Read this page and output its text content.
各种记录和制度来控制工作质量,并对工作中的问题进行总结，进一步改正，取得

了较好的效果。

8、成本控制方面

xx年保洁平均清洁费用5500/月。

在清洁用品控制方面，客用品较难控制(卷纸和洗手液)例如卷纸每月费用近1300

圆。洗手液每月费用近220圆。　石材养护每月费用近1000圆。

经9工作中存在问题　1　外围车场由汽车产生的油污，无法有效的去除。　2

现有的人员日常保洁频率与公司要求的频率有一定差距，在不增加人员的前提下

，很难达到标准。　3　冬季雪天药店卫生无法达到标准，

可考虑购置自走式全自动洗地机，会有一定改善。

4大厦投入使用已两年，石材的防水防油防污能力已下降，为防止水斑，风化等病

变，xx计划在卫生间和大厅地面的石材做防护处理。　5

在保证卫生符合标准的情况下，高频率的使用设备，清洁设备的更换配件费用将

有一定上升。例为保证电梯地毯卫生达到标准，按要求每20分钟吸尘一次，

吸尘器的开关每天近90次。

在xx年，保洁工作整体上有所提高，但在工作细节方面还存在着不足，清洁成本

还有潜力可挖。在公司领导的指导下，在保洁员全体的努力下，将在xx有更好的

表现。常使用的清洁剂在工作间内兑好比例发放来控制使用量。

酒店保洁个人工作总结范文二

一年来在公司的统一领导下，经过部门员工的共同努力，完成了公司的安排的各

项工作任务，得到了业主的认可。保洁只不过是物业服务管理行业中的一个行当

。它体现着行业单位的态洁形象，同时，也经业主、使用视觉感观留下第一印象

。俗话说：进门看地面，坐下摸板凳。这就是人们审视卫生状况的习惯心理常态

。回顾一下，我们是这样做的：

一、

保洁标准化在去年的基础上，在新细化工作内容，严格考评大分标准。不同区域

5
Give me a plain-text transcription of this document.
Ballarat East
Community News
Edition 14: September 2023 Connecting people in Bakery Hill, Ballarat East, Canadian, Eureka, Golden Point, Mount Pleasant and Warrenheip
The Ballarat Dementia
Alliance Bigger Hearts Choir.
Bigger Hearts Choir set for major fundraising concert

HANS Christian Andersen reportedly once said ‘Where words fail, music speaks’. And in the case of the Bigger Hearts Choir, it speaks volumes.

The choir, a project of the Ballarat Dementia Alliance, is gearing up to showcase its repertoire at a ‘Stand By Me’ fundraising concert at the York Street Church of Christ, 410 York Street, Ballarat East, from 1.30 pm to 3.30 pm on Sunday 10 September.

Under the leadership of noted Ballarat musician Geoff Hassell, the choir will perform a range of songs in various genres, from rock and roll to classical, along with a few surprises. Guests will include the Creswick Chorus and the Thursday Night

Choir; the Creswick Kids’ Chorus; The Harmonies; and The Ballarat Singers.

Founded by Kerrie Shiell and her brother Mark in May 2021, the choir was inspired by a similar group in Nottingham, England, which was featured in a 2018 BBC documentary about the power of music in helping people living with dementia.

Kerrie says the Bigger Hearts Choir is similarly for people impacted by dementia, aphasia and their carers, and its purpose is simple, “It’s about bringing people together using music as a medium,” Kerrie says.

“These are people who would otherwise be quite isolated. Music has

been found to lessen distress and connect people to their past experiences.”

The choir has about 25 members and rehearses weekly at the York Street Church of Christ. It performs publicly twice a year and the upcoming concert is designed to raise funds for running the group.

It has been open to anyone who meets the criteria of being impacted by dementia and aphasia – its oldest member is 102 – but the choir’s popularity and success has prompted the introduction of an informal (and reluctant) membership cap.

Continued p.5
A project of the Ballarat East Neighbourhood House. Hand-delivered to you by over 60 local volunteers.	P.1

**TASK PROMPT:**
Output all records verbatim.

**ANSWER TO THE EXERCISE:**
Read this page and output its text content.
各种记录和制度来控制工作质量,并对工作中的问题进行总结，进一步改正，取得

了较好的效果。

8、成本控制方面

xx年保洁平均清洁费用5500/月。

在清洁用品控制方面，客用品较难控制(卷纸和洗手液)例如卷纸每月费用近1300

圆。洗手液每月费用近220圆。　石材养护每月费用近1000圆。

经9工作中存在问题　1　外围车场由汽车产生的油污，无法有效的去除。　2

现有的人员日常保洁频率与公司要求的频率有一定差距，在不增加人员的前提下

，很难达到标准。　3　冬季雪天药店卫生无法达到标准，

可考虑购置自走式全自动洗地机，会有一定改善。

4大厦投入使用已两年，石材的防水防油防污能力已下降，为防止水斑，风化等病

变，xx计划在卫生间和大厅地面的石材做防护处理。　5

在保证卫生符合标准的情况下，高频率的使用设备，清洁设备的更换配件费用将

有一定上升。例为保证电梯地毯卫生达到标准，按要求每20分钟吸尘一次，

吸尘器的开关每天近90次。

在xx年，保洁工作整体上有所提高，但在工作细节方面还存在着不足，清洁成本

还有潜力可挖。在公司领导的指导下，在保洁员全体的努力下，将在xx有更好的

表现。常使用的清洁剂在工作间内兑好比例发放来控制使用量。

酒店保洁个人工作总结范文二

一年来在公司的统一领导下，经过部门员工的共同努力，完成了公司的安排的各

项工作任务，得到了业主的认可。保洁只不过是物业服务管理行业中的一个行当

。它体现着行业单位的态洁形象，同时，也经业主、使用视觉感观留下第一印象

。俗话说：进门看地面，坐下摸板凳。这就是人们审视卫生状况的习惯心理常态

。回顾一下，我们是这样做的：

一、

保洁标准化在去年的基础上，在新细化工作内容，严格考评大分标准。不同区域

5
Give me a plain-text transcription of this document.
Ballarat East
Community News
Edition 14: September 2023 Connecting people in Bakery Hill, Ballarat East, Canadian, Eureka, Golden Point, Mount Pleasant and Warrenheip
The Ballarat Dementia
Alliance Bigger Hearts Choir.
Bigger Hearts Choir set for major fundraising concert

HANS Christian Andersen reportedly once said ‘Where words fail, music speaks’. And in the case of the Bigger Hearts Choir, it speaks volumes.

The choir, a project of the Ballarat Dementia Alliance, is gearing up to showcase its repertoire at a ‘Stand By Me’ fundraising concert at the York Street Church of Christ, 410 York Street, Ballarat East, from 1.30 pm to 3.30 pm on Sunday 10 September.

Under the leadership of noted Ballarat musician Geoff Hassell, the choir will perform a range of songs in various genres, from rock and roll to classical, along with a few surprises. Guests will include the Creswick Chorus and the Thursday Night

Choir; the Creswick Kids’ Chorus; The Harmonies; and The Ballarat Singers.

Founded by Kerrie Shiell and her brother Mark in May 2021, the choir was inspired by a similar group in Nottingham, England, which was featured in a 2018 BBC documentary about the power of music in helping people living with dementia.

Kerrie says the Bigger Hearts Choir is similarly for people impacted by dementia, aphasia and their carers, and its purpose is simple, “It’s about bringing people together using music as a medium,” Kerrie says.

“These are people who would otherwise be quite isolated. Music has

been found to lessen distress and connect people to their past experiences.”

The choir has about 25 members and rehearses weekly at the York Street Church of Christ. It performs publicly twice a year and the upcoming concert is designed to raise funds for running the group.

It has been open to anyone who meets the criteria of being impacted by dementia and aphasia – its oldest member is 102 – but the choir’s popularity and success has prompted the introduction of an informal (and reluctant) membership cap.

Continued p.5
A project of the Ballarat East Neighbourhood House. Hand-delivered to you by over 60 local volunteers.	P.1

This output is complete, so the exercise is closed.